- _EXERCISE_
Print each line exactly as it is given.

*** DATA FOR PROCESSING ***

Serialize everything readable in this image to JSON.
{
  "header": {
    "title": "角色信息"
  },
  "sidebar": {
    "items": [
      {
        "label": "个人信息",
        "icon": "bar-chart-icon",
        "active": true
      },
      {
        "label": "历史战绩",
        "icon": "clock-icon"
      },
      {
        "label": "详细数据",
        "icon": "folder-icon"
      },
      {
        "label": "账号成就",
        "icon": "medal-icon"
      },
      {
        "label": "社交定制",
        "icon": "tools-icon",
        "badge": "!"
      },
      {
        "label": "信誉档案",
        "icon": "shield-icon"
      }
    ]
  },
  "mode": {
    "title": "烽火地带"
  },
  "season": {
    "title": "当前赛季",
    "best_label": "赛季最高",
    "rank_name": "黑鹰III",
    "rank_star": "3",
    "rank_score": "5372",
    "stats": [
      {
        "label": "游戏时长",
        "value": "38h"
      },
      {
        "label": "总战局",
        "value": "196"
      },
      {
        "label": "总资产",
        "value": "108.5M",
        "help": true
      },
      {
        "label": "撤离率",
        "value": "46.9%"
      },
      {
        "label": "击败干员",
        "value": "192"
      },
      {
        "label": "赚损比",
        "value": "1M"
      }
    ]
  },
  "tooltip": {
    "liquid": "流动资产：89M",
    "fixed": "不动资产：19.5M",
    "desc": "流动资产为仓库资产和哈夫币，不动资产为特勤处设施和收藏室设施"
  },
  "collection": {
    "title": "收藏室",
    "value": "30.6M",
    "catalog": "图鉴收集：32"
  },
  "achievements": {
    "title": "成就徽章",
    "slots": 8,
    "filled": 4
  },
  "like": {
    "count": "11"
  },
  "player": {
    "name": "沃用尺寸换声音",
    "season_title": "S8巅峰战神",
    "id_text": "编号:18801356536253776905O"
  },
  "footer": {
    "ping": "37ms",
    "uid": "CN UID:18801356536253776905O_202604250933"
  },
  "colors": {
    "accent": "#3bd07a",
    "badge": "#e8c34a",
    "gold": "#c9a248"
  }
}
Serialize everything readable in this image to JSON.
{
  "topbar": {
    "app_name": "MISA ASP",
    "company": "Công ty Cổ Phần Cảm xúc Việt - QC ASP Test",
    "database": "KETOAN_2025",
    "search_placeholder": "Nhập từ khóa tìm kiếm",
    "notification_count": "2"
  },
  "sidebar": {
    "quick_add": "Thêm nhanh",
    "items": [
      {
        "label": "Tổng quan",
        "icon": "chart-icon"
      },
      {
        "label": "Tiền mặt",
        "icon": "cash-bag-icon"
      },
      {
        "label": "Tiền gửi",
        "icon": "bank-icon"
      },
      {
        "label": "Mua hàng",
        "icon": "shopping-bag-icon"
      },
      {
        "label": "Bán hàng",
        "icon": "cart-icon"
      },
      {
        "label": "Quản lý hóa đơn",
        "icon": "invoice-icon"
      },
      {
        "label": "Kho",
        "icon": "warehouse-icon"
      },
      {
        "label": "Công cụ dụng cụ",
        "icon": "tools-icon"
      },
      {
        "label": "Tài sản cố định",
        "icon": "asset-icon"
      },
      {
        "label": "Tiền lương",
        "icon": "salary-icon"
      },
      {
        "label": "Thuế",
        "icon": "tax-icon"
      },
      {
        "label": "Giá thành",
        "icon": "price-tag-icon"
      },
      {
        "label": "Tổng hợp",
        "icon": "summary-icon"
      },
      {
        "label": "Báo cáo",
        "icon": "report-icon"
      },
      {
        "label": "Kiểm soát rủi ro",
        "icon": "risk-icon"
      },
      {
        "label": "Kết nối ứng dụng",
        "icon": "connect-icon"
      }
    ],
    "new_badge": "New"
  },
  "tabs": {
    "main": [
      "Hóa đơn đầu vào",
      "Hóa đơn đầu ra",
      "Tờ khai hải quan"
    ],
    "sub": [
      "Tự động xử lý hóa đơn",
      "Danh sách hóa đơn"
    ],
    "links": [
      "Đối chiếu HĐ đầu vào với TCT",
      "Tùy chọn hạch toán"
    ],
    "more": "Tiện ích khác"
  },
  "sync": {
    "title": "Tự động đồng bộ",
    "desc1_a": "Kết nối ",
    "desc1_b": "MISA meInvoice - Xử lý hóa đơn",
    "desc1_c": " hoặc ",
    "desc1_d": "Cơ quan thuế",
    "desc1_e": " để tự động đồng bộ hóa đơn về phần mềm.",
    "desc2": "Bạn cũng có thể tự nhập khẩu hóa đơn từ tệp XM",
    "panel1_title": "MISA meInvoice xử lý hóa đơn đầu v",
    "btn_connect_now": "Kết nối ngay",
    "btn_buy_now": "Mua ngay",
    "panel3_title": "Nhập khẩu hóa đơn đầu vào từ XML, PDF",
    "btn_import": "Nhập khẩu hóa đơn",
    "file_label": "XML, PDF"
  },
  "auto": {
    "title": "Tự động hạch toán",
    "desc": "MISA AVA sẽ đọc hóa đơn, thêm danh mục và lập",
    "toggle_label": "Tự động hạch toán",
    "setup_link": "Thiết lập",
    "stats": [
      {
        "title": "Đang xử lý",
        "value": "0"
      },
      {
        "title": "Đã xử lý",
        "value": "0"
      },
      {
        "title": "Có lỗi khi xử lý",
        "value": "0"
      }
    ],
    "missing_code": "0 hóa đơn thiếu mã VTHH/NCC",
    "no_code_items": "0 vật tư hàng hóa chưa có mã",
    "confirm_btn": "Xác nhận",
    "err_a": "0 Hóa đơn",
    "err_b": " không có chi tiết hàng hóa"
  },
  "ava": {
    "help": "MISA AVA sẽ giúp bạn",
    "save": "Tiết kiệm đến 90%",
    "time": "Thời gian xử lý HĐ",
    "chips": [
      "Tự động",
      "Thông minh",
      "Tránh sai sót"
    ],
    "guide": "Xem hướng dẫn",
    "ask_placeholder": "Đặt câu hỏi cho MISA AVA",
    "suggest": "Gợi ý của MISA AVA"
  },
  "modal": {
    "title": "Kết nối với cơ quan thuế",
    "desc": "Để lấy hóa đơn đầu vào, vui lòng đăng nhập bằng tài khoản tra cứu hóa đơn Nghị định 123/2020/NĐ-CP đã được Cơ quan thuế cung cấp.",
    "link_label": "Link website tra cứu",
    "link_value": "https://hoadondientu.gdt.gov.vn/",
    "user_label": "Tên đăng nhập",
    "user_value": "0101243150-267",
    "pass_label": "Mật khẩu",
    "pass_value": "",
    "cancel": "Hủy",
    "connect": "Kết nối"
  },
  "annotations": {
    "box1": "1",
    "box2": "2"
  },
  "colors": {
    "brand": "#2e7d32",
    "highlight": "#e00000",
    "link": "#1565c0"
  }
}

***

- _COMPLETED TASK_
Serialize everything readable in this image to JSON.
{
  "header": {
    "title": "角色信息"
  },
  "sidebar": {
    "items": [
      {
        "label": "个人信息",
        "icon": "bar-chart-icon",
        "active": true
      },
      {
        "label": "历史战绩",
        "icon": "clock-icon"
      },
      {
        "label": "详细数据",
        "icon": "folder-icon"
      },
      {
        "label": "账号成就",
        "icon": "medal-icon"
      },
      {
        "label": "社交定制",
        "icon": "tools-icon",
        "badge": "!"
      },
      {
        "label": "信誉档案",
        "icon": "shield-icon"
      }
    ]
  },
  "mode": {
    "title": "烽火地带"
  },
  "season": {
    "title": "当前赛季",
    "best_label": "赛季最高",
    "rank_name": "黑鹰III",
    "rank_star": "3",
    "rank_score": "5372",
    "stats": [
      {
        "label": "游戏时长",
        "value": "38h"
      },
      {
        "label": "总战局",
        "value": "196"
      },
      {
        "label": "总资产",
        "value": "108.5M",
        "help": true
      },
      {
        "label": "撤离率",
        "value": "46.9%"
      },
      {
        "label": "击败干员",
        "value": "192"
      },
      {
        "label": "赚损比",
        "value": "1M"
      }
    ]
  },
  "tooltip": {
    "liquid": "流动资产：89M",
    "fixed": "不动资产：19.5M",
    "desc": "流动资产为仓库资产和哈夫币，不动资产为特勤处设施和收藏室设施"
  },
  "collection": {
    "title": "收藏室",
    "value": "30.6M",
    "catalog": "图鉴收集：32"
  },
  "achievements": {
    "title": "成就徽章",
    "slots": 8,
    "filled": 4
  },
  "like": {
    "count": "11"
  },
  "player": {
    "name": "沃用尺寸换声音",
    "season_title": "S8巅峰战神",
    "id_text": "编号:18801356536253776905O"
  },
  "footer": {
    "ping": "37ms",
    "uid": "CN UID:18801356536253776905O_202604250933"
  },
  "colors": {
    "accent": "#3bd07a",
    "badge": "#e8c34a",
    "gold": "#c9a248"
  }
}
Serialize everything readable in this image to JSON.
{
  "topbar": {
    "app_name": "MISA ASP",
    "company": "Công ty Cổ Phần Cảm xúc Việt - QC ASP Test",
    "database": "KETOAN_2025",
    "search_placeholder": "Nhập từ khóa tìm kiếm",
    "notification_count": "2"
  },
  "sidebar": {
    "quick_add": "Thêm nhanh",
    "items": [
      {
        "label": "Tổng quan",
        "icon": "chart-icon"
      },
      {
        "label": "Tiền mặt",
        "icon": "cash-bag-icon"
      },
      {
        "label": "Tiền gửi",
        "icon": "bank-icon"
      },
      {
        "label": "Mua hàng",
        "icon": "shopping-bag-icon"
      },
      {
        "label": "Bán hàng",
        "icon": "cart-icon"
      },
      {
        "label": "Quản lý hóa đơn",
        "icon": "invoice-icon"
      },
      {
        "label": "Kho",
        "icon": "warehouse-icon"
      },
      {
        "label": "Công cụ dụng cụ",
        "icon": "tools-icon"
      },
      {
        "label": "Tài sản cố định",
        "icon": "asset-icon"
      },
      {
        "label": "Tiền lương",
        "icon": "salary-icon"
      },
      {
        "label": "Thuế",
        "icon": "tax-icon"
      },
      {
        "label": "Giá thành",
        "icon": "price-tag-icon"
      },
      {
        "label": "Tổng hợp",
        "icon": "summary-icon"
      },
      {
        "label": "Báo cáo",
        "icon": "report-icon"
      },
      {
        "label": "Kiểm soát rủi ro",
        "icon": "risk-icon"
      },
      {
        "label": "Kết nối ứng dụng",
        "icon": "connect-icon"
      }
    ],
    "new_badge": "New"
  },
  "tabs": {
    "main": [
      "Hóa đơn đầu vào",
      "Hóa đơn đầu ra",
      "Tờ khai hải quan"
    ],
    "sub": [
      "Tự động xử lý hóa đơn",
      "Danh sách hóa đơn"
    ],
    "links": [
      "Đối chiếu HĐ đầu vào với TCT",
      "Tùy chọn hạch toán"
    ],
    "more": "Tiện ích khác"
  },
  "sync": {
    "title": "Tự động đồng bộ",
    "desc1_a": "Kết nối ",
    "desc1_b": "MISA meInvoice - Xử lý hóa đơn",
    "desc1_c": " hoặc ",
    "desc1_d": "Cơ quan thuế",
    "desc1_e": " để tự động đồng bộ hóa đơn về phần mềm.",
    "desc2": "Bạn cũng có thể tự nhập khẩu hóa đơn từ tệp XM",
    "panel1_title": "MISA meInvoice xử lý hóa đơn đầu v",
    "btn_connect_now": "Kết nối ngay",
    "btn_buy_now": "Mua ngay",
    "panel3_title": "Nhập khẩu hóa đơn đầu vào từ XML, PDF",
    "btn_import": "Nhập khẩu hóa đơn",
    "file_label": "XML, PDF"
  },
  "auto": {
    "title": "Tự động hạch toán",
    "desc": "MISA AVA sẽ đọc hóa đơn, thêm danh mục và lập",
    "toggle_label": "Tự động hạch toán",
    "setup_link": "Thiết lập",
    "stats": [
      {
        "title": "Đang xử lý",
        "value": "0"
      },
      {
        "title": "Đã xử lý",
        "value": "0"
      },
      {
        "title": "Có lỗi khi xử lý",
        "value": "0"
      }
    ],
    "missing_code": "0 hóa đơn thiếu mã VTHH/NCC",
    "no_code_items": "0 vật tư hàng hóa chưa có mã",
    "confirm_btn": "Xác nhận",
    "err_a": "0 Hóa đơn",
    "err_b": " không có chi tiết hàng hóa"
  },
  "ava": {
    "help": "MISA AVA sẽ giúp bạn",
    "save": "Tiết kiệm đến 90%",
    "time": "Thời gian xử lý HĐ",
    "chips": [
      "Tự động",
      "Thông minh",
      "Tránh sai sót"
    ],
    "guide": "Xem hướng dẫn",
    "ask_placeholder": "Đặt câu hỏi cho MISA AVA",
    "suggest": "Gợi ý của MISA AVA"
  },
  "modal": {
    "title": "Kết nối với cơ quan thuế",
    "desc": "Để lấy hóa đơn đầu vào, vui lòng đăng nhập bằng tài khoản tra cứu hóa đơn Nghị định 123/2020/NĐ-CP đã được Cơ quan thuế cung cấp.",
    "link_label": "Link website tra cứu",
    "link_value": "https://hoadondientu.gdt.gov.vn/",
    "user_label": "Tên đăng nhập",
    "user_value": "0101243150-267",
    "pass_label": "Mật khẩu",
    "pass_value": "",
    "cancel": "Hủy",
    "connect": "Kết nối"
  },
  "annotations": {
    "box1": "1",
    "box2": "2"
  },
  "colors": {
    "brand": "#2e7d32",
    "highlight": "#e00000",
    "link": "#1565c0"
  }
}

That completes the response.